DATA LISTING:
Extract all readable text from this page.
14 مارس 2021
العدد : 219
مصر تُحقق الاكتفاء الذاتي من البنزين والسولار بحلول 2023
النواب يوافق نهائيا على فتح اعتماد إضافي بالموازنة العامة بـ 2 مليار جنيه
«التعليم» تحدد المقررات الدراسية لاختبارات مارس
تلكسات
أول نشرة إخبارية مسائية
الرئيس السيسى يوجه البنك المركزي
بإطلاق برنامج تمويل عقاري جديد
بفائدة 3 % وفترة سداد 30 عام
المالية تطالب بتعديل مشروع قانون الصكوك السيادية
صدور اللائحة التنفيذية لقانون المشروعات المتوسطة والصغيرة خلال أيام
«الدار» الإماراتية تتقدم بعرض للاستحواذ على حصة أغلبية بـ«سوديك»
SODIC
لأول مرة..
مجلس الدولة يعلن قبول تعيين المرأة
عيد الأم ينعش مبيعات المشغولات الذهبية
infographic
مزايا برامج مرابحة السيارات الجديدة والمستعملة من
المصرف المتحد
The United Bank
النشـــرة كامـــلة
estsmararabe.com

TASK INSTRUCTIONS:
Tally the lines in the listing that hold "مارس" and report the number alone.

REPLY TO THE TASK:
2